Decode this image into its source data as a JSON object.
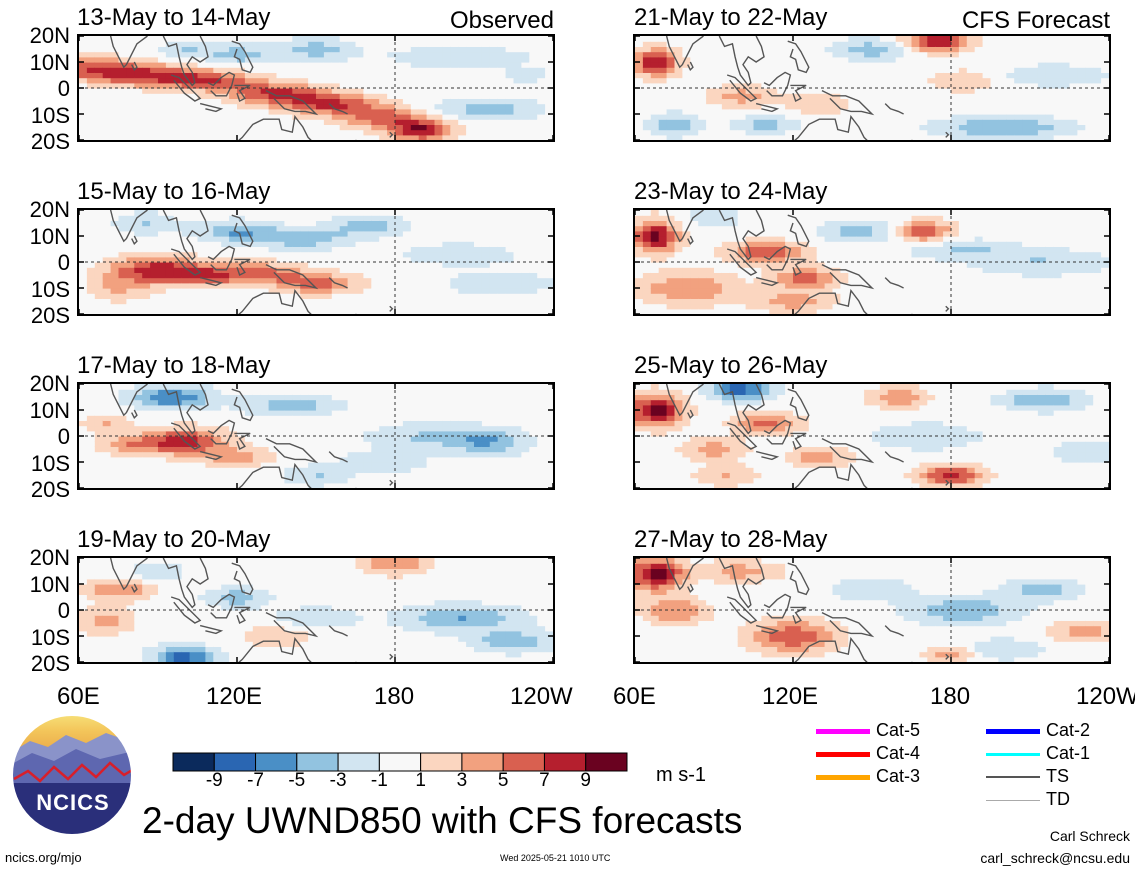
{
  "panel_titles": [
    "13-May to 14-May",
    "21-May to 22-May",
    "15-May to 16-May",
    "23-May to 24-May",
    "17-May to 18-May",
    "25-May to 26-May",
    "19-May to 20-May",
    "27-May to 28-May"
  ],
  "labels": {
    "observed": "Observed",
    "forecast": "CFS Forecast"
  },
  "main_title": "2-day UWND850 with CFS forecasts",
  "units": "m s-1",
  "url": "ncics.org/mjo",
  "timestamp": "Wed 2025-05-21 1010 UTC",
  "author": "Carl Schreck",
  "email": "carl_schreck@ncsu.edu",
  "logo_text": "NCICS",
  "legend": [
    {
      "label": "Cat-5",
      "color": "#ff00ff"
    },
    {
      "label": "Cat-4",
      "color": "#ff0000"
    },
    {
      "label": "Cat-3",
      "color": "#ffa500"
    },
    {
      "label": "Cat-2",
      "color": "#0000ff"
    },
    {
      "label": "Cat-1",
      "color": "#00ffff"
    },
    {
      "label": "TS",
      "color": "#555555"
    },
    {
      "label": "TD",
      "color": "#aaaaaa"
    }
  ],
  "chart_data": {
    "type": "heatmap",
    "variable": "UWND850",
    "y_tick_labels": [
      "20N",
      "10N",
      "0",
      "10S",
      "20S"
    ],
    "x_tick_labels": [
      "60E",
      "120E",
      "180",
      "120W"
    ],
    "xlim": [
      60,
      240
    ],
    "ylim": [
      -20,
      20
    ],
    "colorbar": {
      "ticks": [
        "-9",
        "-7",
        "-5",
        "-3",
        "-1",
        "1",
        "3",
        "5",
        "7",
        "9"
      ],
      "colors": [
        "#0b2a5c",
        "#2a66b2",
        "#4a8fc6",
        "#92c3e0",
        "#d2e5f1",
        "#f8f8f8",
        "#fbd6c0",
        "#f2a17f",
        "#d96050",
        "#b51f2e",
        "#6a0220"
      ]
    },
    "panels": [
      {
        "period": "13-May to 14-May",
        "source": "Observed",
        "blobs": [
          [
            65,
            8,
            18,
            4,
            6
          ],
          [
            85,
            5,
            20,
            4,
            7
          ],
          [
            110,
            3,
            18,
            4,
            6
          ],
          [
            135,
            -2,
            18,
            4,
            7
          ],
          [
            155,
            -6,
            18,
            4,
            7
          ],
          [
            175,
            -11,
            16,
            4,
            6
          ],
          [
            190,
            -16,
            12,
            4,
            9
          ],
          [
            120,
            13,
            12,
            4,
            -4
          ],
          [
            100,
            15,
            10,
            3,
            -3
          ],
          [
            150,
            15,
            15,
            4,
            -4
          ],
          [
            205,
            12,
            25,
            4,
            -3
          ],
          [
            215,
            -8,
            20,
            4,
            -4
          ],
          [
            230,
            5,
            10,
            3,
            -2
          ]
        ]
      },
      {
        "period": "15-May to 16-May",
        "source": "Observed",
        "blobs": [
          [
            90,
            -3,
            18,
            5,
            8
          ],
          [
            110,
            -5,
            15,
            4,
            5
          ],
          [
            130,
            -4,
            15,
            4,
            5
          ],
          [
            150,
            -8,
            15,
            4,
            6
          ],
          [
            75,
            -10,
            12,
            5,
            3
          ],
          [
            120,
            12,
            15,
            4,
            -5
          ],
          [
            145,
            9,
            18,
            4,
            -4
          ],
          [
            170,
            14,
            15,
            4,
            -4
          ],
          [
            205,
            3,
            20,
            4,
            -3
          ],
          [
            220,
            -8,
            20,
            4,
            -3
          ],
          [
            85,
            15,
            12,
            4,
            -3
          ]
        ]
      },
      {
        "period": "17-May to 18-May",
        "source": "Observed",
        "blobs": [
          [
            100,
            -2,
            15,
            5,
            8
          ],
          [
            80,
            -3,
            12,
            4,
            4
          ],
          [
            120,
            -8,
            12,
            4,
            4
          ],
          [
            95,
            15,
            15,
            4,
            -7
          ],
          [
            140,
            12,
            18,
            4,
            -4
          ],
          [
            190,
            0,
            20,
            5,
            -3
          ],
          [
            215,
            -2,
            15,
            5,
            -5
          ],
          [
            175,
            -10,
            15,
            4,
            -3
          ],
          [
            150,
            -15,
            12,
            4,
            -3
          ],
          [
            70,
            5,
            10,
            3,
            3
          ]
        ]
      },
      {
        "period": "19-May to 20-May",
        "source": "Observed",
        "blobs": [
          [
            75,
            8,
            12,
            4,
            5
          ],
          [
            70,
            -4,
            10,
            5,
            4
          ],
          [
            100,
            -18,
            12,
            4,
            -8
          ],
          [
            120,
            5,
            12,
            4,
            -4
          ],
          [
            150,
            -3,
            15,
            4,
            -3
          ],
          [
            180,
            18,
            12,
            4,
            5
          ],
          [
            205,
            -3,
            22,
            5,
            -5
          ],
          [
            225,
            -12,
            15,
            4,
            -5
          ],
          [
            135,
            -10,
            12,
            4,
            3
          ],
          [
            90,
            15,
            10,
            3,
            -3
          ]
        ]
      },
      {
        "period": "21-May to 22-May",
        "source": "CFS Forecast",
        "blobs": [
          [
            68,
            10,
            8,
            5,
            9
          ],
          [
            100,
            -3,
            12,
            4,
            4
          ],
          [
            130,
            -6,
            12,
            4,
            3
          ],
          [
            175,
            18,
            12,
            4,
            9
          ],
          [
            75,
            -14,
            10,
            4,
            -5
          ],
          [
            110,
            -14,
            12,
            3,
            -4
          ],
          [
            150,
            15,
            15,
            4,
            -4
          ],
          [
            200,
            -15,
            25,
            4,
            -5
          ],
          [
            220,
            5,
            20,
            4,
            -3
          ],
          [
            185,
            3,
            12,
            4,
            3
          ]
        ]
      },
      {
        "period": "23-May to 24-May",
        "source": "CFS Forecast",
        "blobs": [
          [
            68,
            10,
            8,
            6,
            10
          ],
          [
            110,
            4,
            14,
            4,
            7
          ],
          [
            125,
            -6,
            12,
            4,
            6
          ],
          [
            80,
            -10,
            18,
            6,
            5
          ],
          [
            170,
            12,
            10,
            4,
            7
          ],
          [
            120,
            -15,
            15,
            4,
            4
          ],
          [
            145,
            12,
            15,
            4,
            -4
          ],
          [
            185,
            5,
            20,
            4,
            -3
          ],
          [
            215,
            0,
            25,
            5,
            -3
          ],
          [
            90,
            17,
            10,
            3,
            -3
          ]
        ]
      },
      {
        "period": "25-May to 26-May",
        "source": "CFS Forecast",
        "blobs": [
          [
            68,
            10,
            10,
            6,
            10
          ],
          [
            100,
            18,
            12,
            4,
            -8
          ],
          [
            110,
            5,
            12,
            4,
            6
          ],
          [
            90,
            -5,
            12,
            4,
            4
          ],
          [
            130,
            -8,
            12,
            4,
            4
          ],
          [
            160,
            15,
            10,
            4,
            5
          ],
          [
            180,
            -15,
            12,
            4,
            8
          ],
          [
            215,
            14,
            15,
            4,
            -5
          ],
          [
            170,
            0,
            20,
            5,
            -3
          ],
          [
            230,
            -6,
            12,
            4,
            -3
          ],
          [
            95,
            -15,
            12,
            4,
            3
          ]
        ]
      },
      {
        "period": "27-May to 28-May",
        "source": "CFS Forecast",
        "blobs": [
          [
            68,
            14,
            10,
            6,
            10
          ],
          [
            75,
            0,
            12,
            5,
            5
          ],
          [
            120,
            -10,
            15,
            6,
            7
          ],
          [
            100,
            15,
            15,
            4,
            4
          ],
          [
            185,
            0,
            20,
            5,
            -5
          ],
          [
            150,
            8,
            15,
            4,
            -3
          ],
          [
            215,
            8,
            15,
            4,
            -4
          ],
          [
            230,
            -8,
            12,
            4,
            4
          ],
          [
            200,
            -15,
            15,
            4,
            -3
          ],
          [
            180,
            -17,
            10,
            3,
            4
          ]
        ]
      }
    ]
  }
}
--
Work to do
Find the lines above that include the string "period" and copy them.

Output below
        "period": "13-May to 14-May",
        "period": "15-May to 16-May",
        "period": "17-May to 18-May",
        "period": "19-May to 20-May",
        "period": "21-May to 22-May",
        "period": "23-May to 24-May",
        "period": "25-May to 26-May",
        "period": "27-May to 28-May",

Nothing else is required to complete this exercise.